◆ **Dataset rows**
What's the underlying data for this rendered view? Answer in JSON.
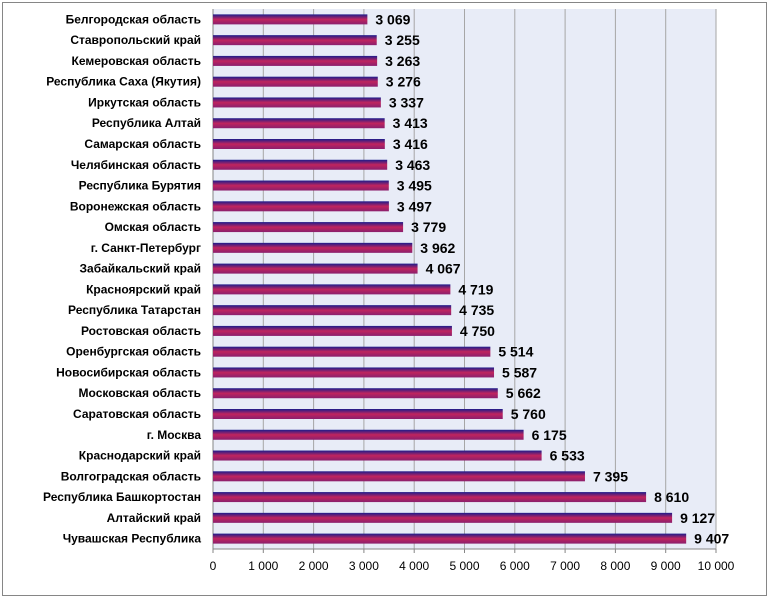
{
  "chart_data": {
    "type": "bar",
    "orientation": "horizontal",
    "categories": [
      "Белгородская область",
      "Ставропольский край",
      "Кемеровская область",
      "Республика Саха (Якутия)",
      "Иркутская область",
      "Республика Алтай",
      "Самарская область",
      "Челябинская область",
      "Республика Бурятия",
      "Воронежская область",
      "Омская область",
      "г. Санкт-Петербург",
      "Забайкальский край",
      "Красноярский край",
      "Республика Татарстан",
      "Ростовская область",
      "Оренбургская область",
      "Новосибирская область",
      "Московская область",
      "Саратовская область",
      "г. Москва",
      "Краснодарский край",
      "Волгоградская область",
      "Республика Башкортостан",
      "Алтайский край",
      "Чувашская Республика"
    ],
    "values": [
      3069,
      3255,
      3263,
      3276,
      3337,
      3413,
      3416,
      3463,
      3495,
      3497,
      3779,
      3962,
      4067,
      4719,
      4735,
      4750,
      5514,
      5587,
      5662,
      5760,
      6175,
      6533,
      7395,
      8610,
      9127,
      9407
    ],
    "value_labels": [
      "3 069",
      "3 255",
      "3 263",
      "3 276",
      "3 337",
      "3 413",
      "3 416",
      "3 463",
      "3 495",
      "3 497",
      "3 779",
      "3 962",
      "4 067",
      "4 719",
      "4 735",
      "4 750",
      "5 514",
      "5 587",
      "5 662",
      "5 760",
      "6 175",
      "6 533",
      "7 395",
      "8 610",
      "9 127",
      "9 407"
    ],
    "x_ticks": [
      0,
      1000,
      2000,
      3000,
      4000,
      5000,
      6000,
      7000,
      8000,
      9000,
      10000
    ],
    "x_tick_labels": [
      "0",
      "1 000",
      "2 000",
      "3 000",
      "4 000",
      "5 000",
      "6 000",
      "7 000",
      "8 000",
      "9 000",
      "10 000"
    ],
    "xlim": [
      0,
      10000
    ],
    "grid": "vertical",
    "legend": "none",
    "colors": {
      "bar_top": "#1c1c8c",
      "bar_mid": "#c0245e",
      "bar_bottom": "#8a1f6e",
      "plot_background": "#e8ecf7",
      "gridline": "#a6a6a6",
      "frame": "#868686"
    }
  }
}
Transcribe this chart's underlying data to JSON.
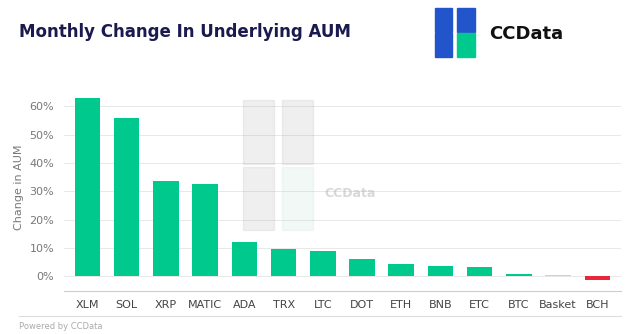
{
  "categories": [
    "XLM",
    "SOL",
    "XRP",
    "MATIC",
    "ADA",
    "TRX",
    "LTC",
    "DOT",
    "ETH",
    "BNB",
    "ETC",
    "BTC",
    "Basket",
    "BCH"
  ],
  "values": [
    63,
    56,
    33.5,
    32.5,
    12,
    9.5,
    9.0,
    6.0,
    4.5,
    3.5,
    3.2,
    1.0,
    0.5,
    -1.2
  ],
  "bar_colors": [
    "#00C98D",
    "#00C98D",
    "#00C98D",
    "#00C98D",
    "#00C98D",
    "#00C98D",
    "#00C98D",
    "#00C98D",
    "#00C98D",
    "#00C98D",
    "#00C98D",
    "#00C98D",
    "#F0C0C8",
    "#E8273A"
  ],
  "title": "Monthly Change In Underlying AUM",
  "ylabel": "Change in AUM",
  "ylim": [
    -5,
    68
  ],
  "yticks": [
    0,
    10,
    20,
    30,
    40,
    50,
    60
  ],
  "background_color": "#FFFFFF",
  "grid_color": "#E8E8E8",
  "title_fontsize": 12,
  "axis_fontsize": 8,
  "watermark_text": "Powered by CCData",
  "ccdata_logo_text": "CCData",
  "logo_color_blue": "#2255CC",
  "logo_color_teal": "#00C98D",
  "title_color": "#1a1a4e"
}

◆ **Task**
Copy each line from the data above that includes "край".

◆ **Result of the task**
      "Ставропольский край",
      "Забайкальский край",
      "Красноярский край",
      "Краснодарский край",
      "Алтайский край",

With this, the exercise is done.